Give the number of lines in the data that contain "kilogram", and nothing more.

** start Data shown **

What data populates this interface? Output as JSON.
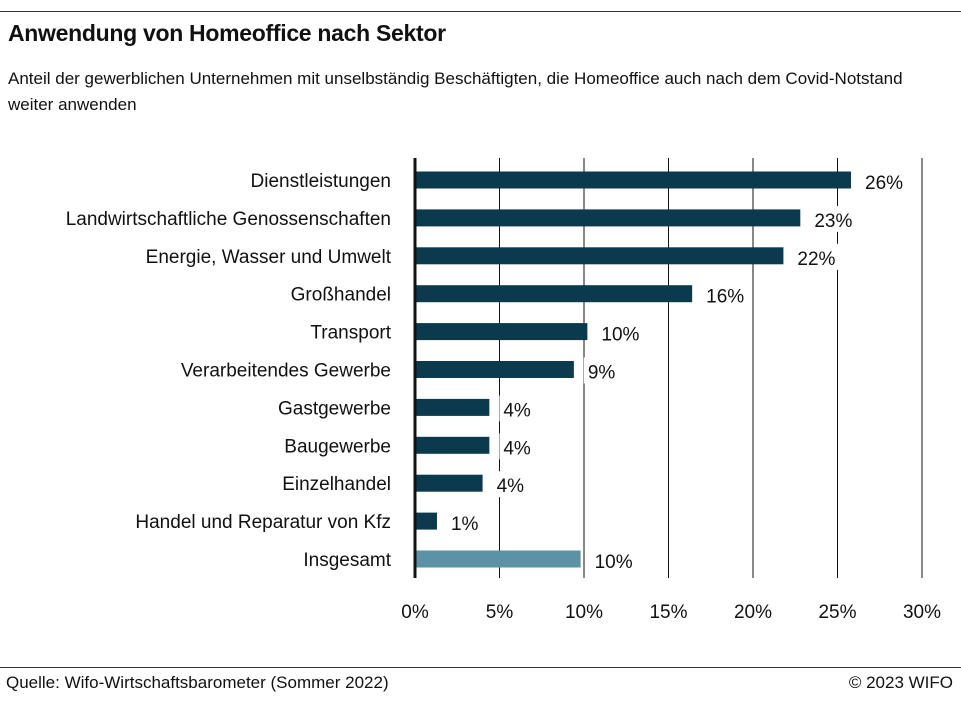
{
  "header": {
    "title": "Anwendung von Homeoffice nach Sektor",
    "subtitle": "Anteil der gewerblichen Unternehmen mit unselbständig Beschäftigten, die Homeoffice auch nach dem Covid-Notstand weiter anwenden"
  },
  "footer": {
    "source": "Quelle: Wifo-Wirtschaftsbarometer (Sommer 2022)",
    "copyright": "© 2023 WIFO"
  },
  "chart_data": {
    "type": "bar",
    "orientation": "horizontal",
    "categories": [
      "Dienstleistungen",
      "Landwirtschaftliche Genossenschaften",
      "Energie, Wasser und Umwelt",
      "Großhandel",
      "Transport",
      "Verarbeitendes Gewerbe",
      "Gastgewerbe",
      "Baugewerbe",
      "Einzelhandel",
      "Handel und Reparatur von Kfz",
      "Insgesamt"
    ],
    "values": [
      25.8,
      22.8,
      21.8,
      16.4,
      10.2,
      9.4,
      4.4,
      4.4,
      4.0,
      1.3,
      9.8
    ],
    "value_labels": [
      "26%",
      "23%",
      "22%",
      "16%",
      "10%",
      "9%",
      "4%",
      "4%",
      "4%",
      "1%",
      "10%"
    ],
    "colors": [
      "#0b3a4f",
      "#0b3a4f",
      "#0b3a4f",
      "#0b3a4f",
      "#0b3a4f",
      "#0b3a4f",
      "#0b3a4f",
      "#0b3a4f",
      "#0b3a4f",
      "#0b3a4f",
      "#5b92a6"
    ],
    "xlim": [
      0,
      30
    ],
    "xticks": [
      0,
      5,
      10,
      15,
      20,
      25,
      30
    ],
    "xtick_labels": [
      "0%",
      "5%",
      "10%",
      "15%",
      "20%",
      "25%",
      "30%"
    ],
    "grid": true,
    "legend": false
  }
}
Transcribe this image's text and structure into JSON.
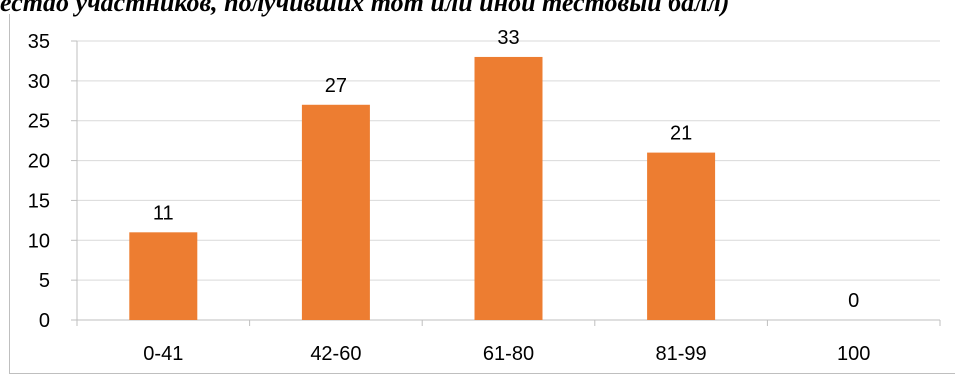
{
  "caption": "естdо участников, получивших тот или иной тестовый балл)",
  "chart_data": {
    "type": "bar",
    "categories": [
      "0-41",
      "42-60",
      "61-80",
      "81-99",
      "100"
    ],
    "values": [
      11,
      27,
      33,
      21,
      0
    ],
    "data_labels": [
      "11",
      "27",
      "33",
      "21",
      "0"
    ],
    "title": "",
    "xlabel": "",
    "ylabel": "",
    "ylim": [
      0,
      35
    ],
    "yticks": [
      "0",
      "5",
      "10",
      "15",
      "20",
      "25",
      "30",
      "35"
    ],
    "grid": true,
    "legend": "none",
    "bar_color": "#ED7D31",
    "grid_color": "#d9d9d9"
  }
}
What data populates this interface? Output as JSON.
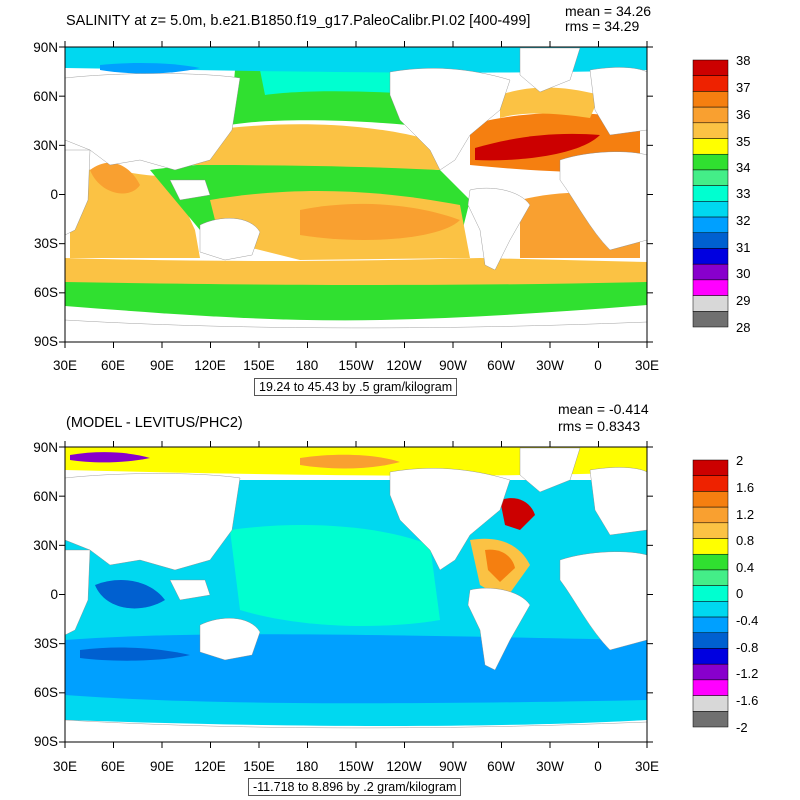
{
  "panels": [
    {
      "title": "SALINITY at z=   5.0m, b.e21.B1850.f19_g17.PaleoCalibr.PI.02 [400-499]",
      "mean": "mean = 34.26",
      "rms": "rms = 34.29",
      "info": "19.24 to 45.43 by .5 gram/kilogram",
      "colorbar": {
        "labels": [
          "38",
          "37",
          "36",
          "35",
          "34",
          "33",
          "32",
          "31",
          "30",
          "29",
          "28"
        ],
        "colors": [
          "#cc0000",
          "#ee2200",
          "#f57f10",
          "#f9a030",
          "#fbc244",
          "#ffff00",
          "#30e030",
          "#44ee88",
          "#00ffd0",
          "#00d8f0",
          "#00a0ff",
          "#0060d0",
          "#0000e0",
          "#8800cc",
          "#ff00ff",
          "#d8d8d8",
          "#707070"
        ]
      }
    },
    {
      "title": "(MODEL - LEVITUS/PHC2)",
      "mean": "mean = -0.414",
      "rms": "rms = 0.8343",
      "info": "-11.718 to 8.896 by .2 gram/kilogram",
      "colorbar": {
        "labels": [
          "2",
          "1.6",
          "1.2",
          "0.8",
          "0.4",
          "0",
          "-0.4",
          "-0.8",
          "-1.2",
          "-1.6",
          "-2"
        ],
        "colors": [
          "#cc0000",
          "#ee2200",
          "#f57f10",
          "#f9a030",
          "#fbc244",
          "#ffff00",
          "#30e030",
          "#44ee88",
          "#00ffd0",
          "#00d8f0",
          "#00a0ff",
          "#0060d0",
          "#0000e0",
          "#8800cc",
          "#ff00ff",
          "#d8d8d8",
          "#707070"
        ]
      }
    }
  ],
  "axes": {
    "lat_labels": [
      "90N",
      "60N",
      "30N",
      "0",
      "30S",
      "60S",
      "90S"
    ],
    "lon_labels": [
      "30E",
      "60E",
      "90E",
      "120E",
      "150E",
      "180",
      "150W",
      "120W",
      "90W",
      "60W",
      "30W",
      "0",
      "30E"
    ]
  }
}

** end Data shown **
** start Data shown **

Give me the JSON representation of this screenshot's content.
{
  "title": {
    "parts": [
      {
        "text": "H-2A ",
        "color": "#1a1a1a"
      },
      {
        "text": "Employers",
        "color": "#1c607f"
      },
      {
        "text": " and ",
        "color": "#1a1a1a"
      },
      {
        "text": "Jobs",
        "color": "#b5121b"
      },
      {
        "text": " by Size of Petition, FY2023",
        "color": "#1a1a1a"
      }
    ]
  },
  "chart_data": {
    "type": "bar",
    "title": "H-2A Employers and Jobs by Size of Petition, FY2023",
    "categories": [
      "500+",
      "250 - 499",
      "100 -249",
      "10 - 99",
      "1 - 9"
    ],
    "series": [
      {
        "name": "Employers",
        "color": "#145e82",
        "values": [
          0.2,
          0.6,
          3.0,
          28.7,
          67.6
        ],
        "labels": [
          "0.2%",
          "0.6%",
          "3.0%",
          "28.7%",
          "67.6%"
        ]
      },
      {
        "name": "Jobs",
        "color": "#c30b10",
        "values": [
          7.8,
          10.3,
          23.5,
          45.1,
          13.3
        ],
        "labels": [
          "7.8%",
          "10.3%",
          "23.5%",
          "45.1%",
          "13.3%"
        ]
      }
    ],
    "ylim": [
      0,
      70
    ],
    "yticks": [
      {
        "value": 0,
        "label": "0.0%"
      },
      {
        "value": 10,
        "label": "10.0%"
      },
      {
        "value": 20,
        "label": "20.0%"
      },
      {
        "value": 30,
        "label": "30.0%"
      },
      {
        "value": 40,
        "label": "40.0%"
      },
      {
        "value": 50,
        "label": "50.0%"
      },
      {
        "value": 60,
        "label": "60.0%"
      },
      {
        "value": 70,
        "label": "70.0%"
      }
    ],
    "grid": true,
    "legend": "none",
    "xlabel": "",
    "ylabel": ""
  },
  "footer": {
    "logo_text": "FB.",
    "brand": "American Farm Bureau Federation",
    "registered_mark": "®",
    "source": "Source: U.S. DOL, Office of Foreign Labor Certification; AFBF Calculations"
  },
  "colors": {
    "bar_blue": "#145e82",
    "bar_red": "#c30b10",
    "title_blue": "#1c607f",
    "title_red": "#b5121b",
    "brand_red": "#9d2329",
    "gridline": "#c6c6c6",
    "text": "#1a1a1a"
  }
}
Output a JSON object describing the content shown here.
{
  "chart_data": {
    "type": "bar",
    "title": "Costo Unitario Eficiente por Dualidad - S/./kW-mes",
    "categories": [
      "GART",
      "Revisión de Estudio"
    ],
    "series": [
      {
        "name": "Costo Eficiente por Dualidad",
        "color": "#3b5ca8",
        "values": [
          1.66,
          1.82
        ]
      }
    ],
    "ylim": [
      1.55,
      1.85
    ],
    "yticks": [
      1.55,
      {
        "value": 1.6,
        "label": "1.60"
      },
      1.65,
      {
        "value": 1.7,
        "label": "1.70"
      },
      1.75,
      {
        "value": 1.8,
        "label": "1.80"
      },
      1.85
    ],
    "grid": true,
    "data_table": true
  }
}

** end Data shown **

Output of the task -> 2